#### MATERIAL SHOWN
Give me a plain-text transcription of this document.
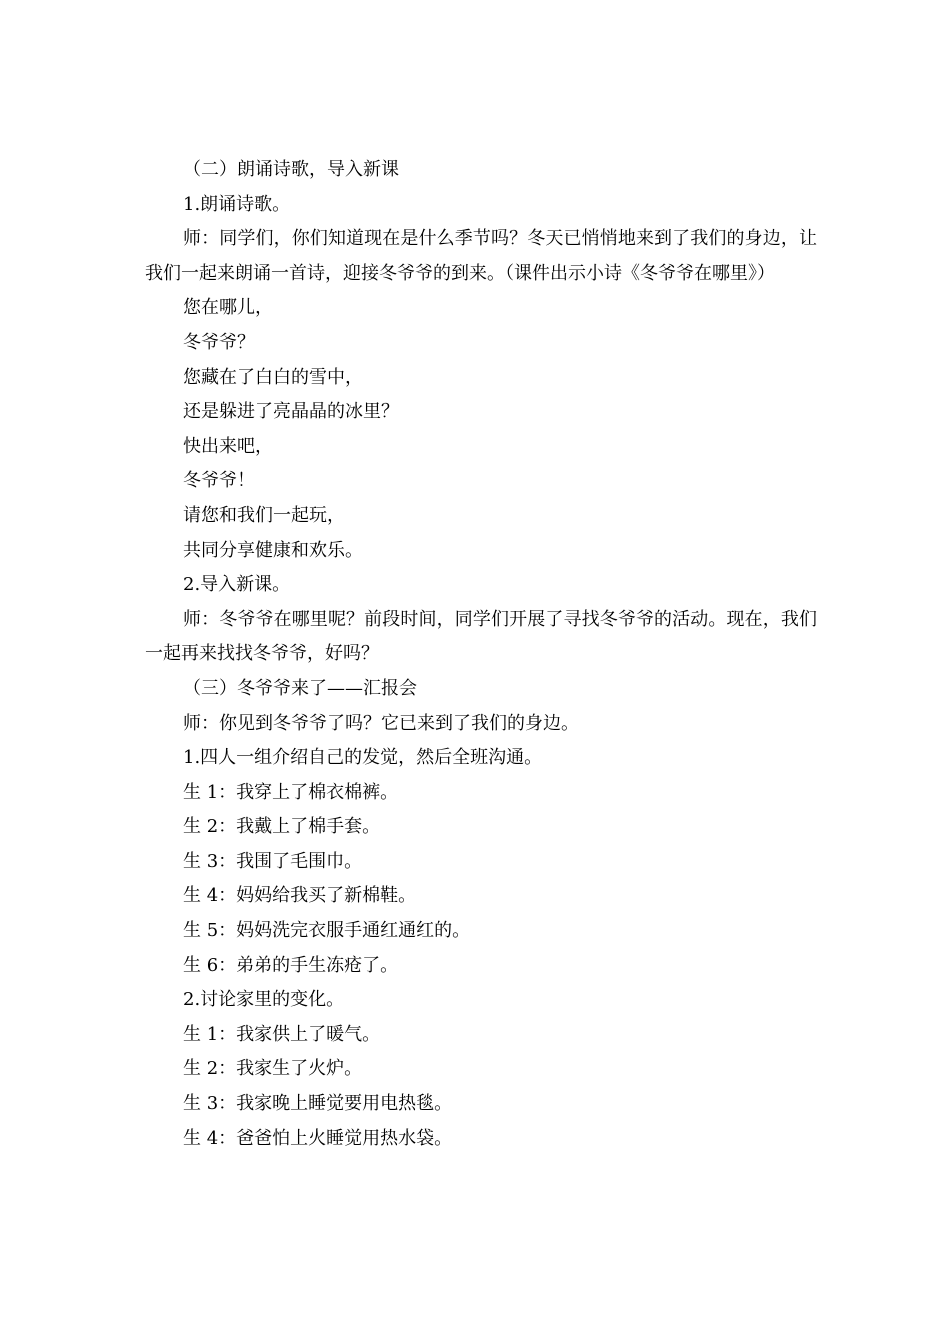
（二）朗诵诗歌，导入新课

1.朗诵诗歌。

师：同学们，你们知道现在是什么季节吗？冬天已悄悄地来到了我们的身边，让我们一起来朗诵一首诗，迎接冬爷爷的到来。（课件出示小诗《冬爷爷在哪里》）

您在哪儿，

冬爷爷？

您藏在了白白的雪中，

还是躲进了亮晶晶的冰里？

快出来吧，

冬爷爷！

请您和我们一起玩，

共同分享健康和欢乐。

2.导入新课。

师：冬爷爷在哪里呢？前段时间，同学们开展了寻找冬爷爷的活动。现在，我们一起再来找找冬爷爷，好吗？

（三）冬爷爷来了——汇报会

师：你见到冬爷爷了吗？它已来到了我们的身边。

1.四人一组介绍自己的发觉，然后全班沟通。

生 1：我穿上了棉衣棉裤。

生 2：我戴上了棉手套。

生 3：我围了毛围巾。

生 4：妈妈给我买了新棉鞋。

生 5：妈妈洗完衣服手通红通红的。

生 6：弟弟的手生冻疮了。

2.讨论家里的变化。

生 1：我家供上了暖气。

生 2：我家生了火炉。

生 3：我家晚上睡觉要用电热毯。

生 4：爸爸怕上火睡觉用热水袋。
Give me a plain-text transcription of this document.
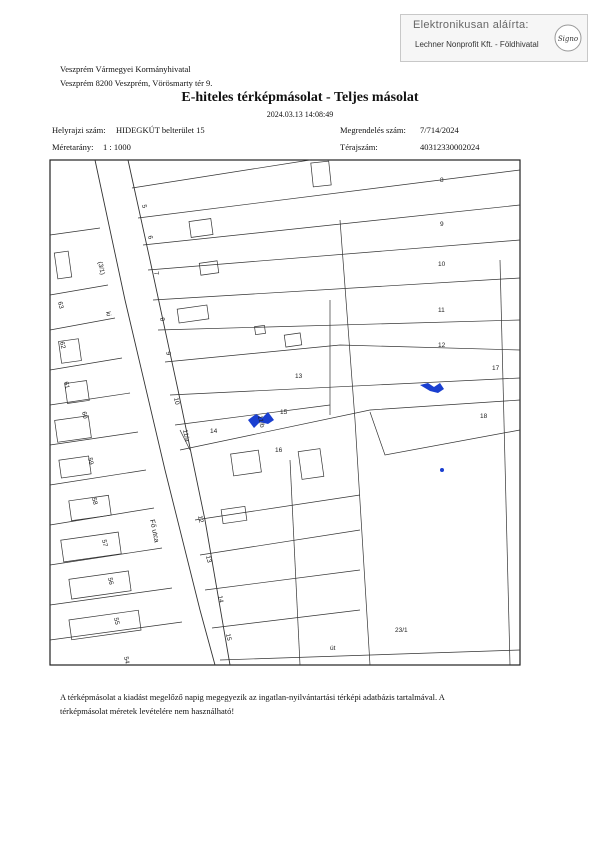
Elektronikusan aláírta:
Lechner Nonprofit Kft. - Földhivatal
Signo
Veszprém Vármegyei Kormányhivatal
Veszprém 8200 Veszprém, Vörösmarty tér 9.
E-hiteles térképmásolat - Teljes másolat
2024.03.13 14:08:49
Helyrajzi szám: HIDEGKÚT belterület 15	Megrendelés szám: 7/714/2024
Méretarány: 1 : 1000	Térajszám:	40312330002024
8
9
10
11
12
13
14
15
16
17
18
23/1
út
5
6
7
8
9
10
11/a
11/b
12
13
14
15
(3/1)
ki
63
62
61
60
59
58
57
56
55
54
Fő utca
A térképmásolat a kiadást megelőző napig megegyezik az ingatlan-nyilvántartási térképi adatbázis tartalmával. A térképmásolat méretek levételére nem használható!
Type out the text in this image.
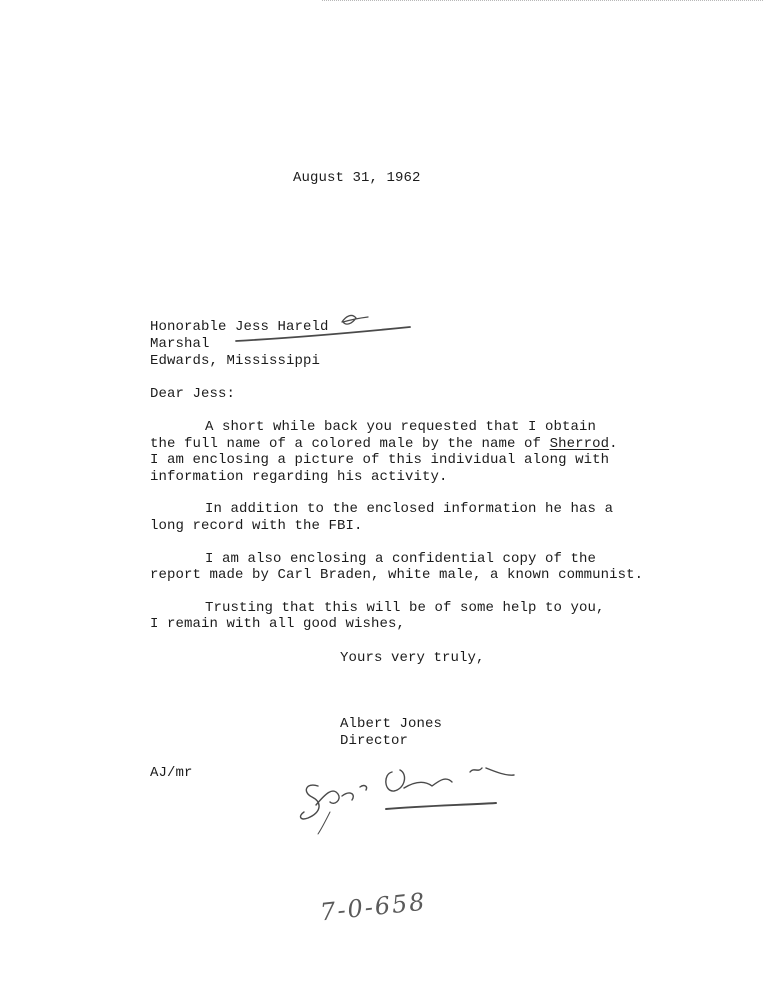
August 31, 1962
Honorable Jess Hareld
Marshal
Edwards, Mississippi
Dear Jess:
A short while back you requested that I obtain
the full name of a colored male by the name of Sherrod.
I am enclosing a picture of this individual along with
information regarding his activity.
In addition to the enclosed information he has a
long record with the FBI.
I am also enclosing a confidential copy of the
report made by Carl Braden, white male, a known communist.
Trusting that this will be of some help to you,
I remain with all good wishes,
Yours very truly,
Albert Jones
Director
AJ/mr
7-0-658
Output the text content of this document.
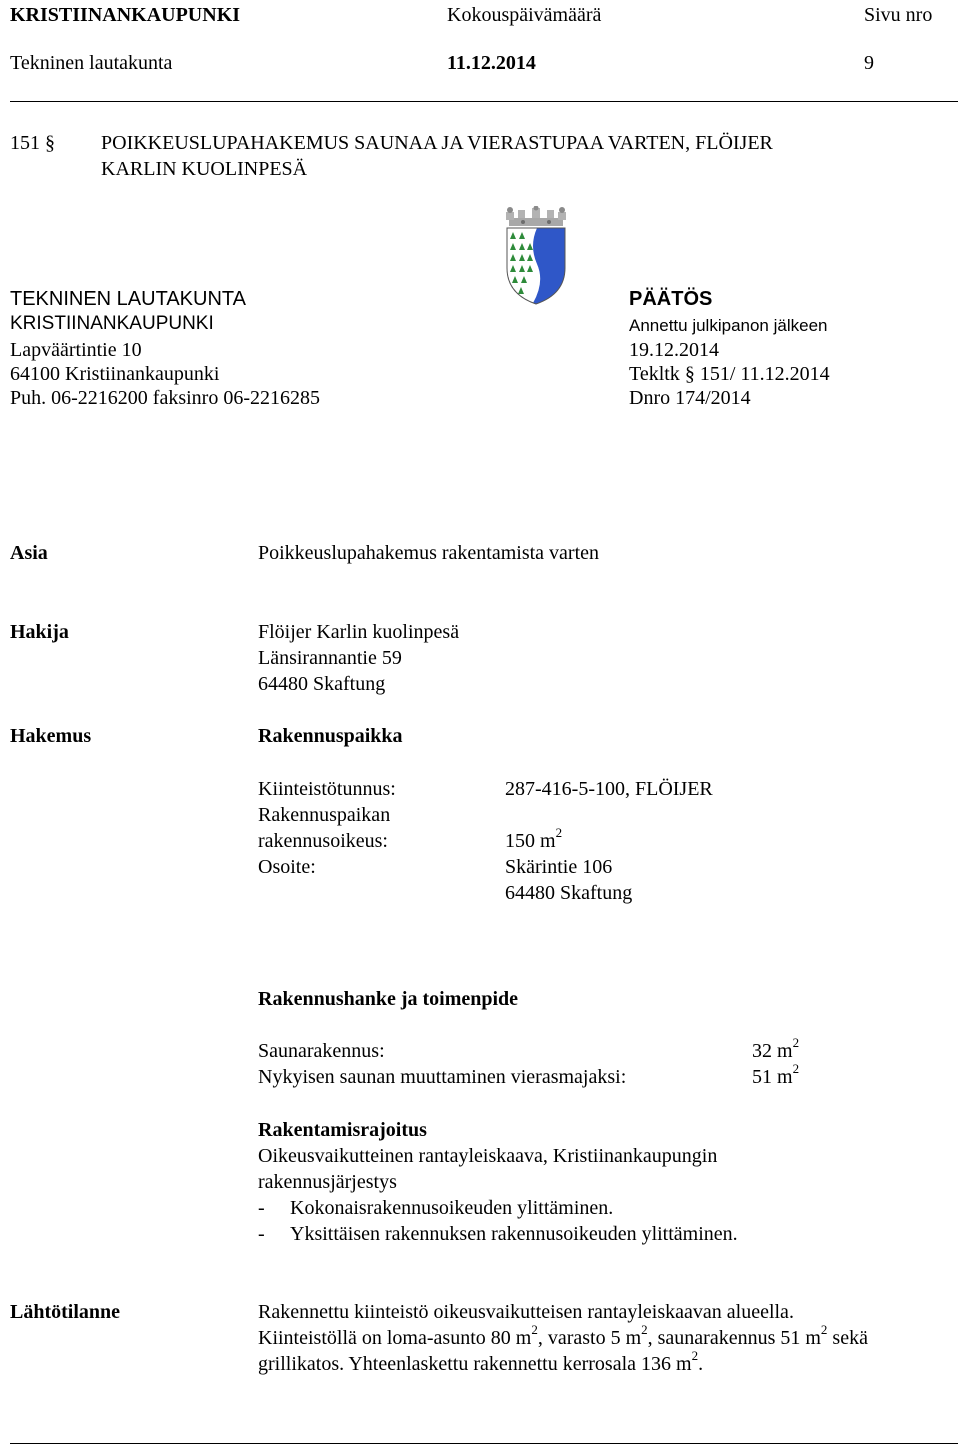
KRISTIINANKAUPUNKI	Kokouspäivämäärä	Sivu nro
Tekninen lautakunta	11.12.2014	9
151 § POIKKEUSLUPAHAKEMUS SAUNAA JA VIERASTUPAA VARTEN, FLÖIJER
KARLIN KUOLINPESÄ
TEKNINEN LAUTAKUNTA
KRISTIINANKAUPUNKI
Lapväärtintie 10
64100 Kristiinankaupunki
Puh. 06-2216200 faksinro 06-2216285
PÄÄTÖS
Annettu julkipanon jälkeen
19.12.2014
Tekltk § 151/ 11.12.2014
Dnro 174/2014
Asia	Poikkeuslupahakemus rakentamista varten
Hakija	Flöijer Karlin kuolinpesä
Länsirannantie 59
64480 Skaftung
Hakemus	Rakennuspaikka
Kiinteistötunnus:	287-416-5-100, FLÖIJER
Rakennuspaikan
rakennusoikeus:	150 $m^2$
Osoite:	Skärintie 106
64480 Skaftung
Rakennushanke ja toimenpide
Saunarakennus:	32 $m^2$
Nykyisen saunan muuttaminen vierasmajaksi:	51 $m^2$
Rakentamisrajoitus
Oikeusvaikutteinen rantayleiskaava, Kristiinankaupungin
rakennusjärjestys
- Kokonaisrakennusoikeuden ylittäminen.
- Yksittäisen rakennuksen rakennusoikeuden ylittäminen.
Lähtötilanne	Rakennettu kiinteistö oikeusvaikutteisen rantayleiskaavan alueella.
Kiinteistöllä on loma-asunto 80 $m^2$, varasto 5 $m^2$, saunarakennus 51 $m^2$ sekä
grillikatos. Yhteenlaskettu rakennettu kerrosala 136 $m^2$.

#### WHAT THIS TASK INVOLVES
Where a line in the material above holds "with", copy that line.

#### TASK ANSWER
I am enclosing a picture of this individual along with
long record with the FBI.
I remain with all good wishes,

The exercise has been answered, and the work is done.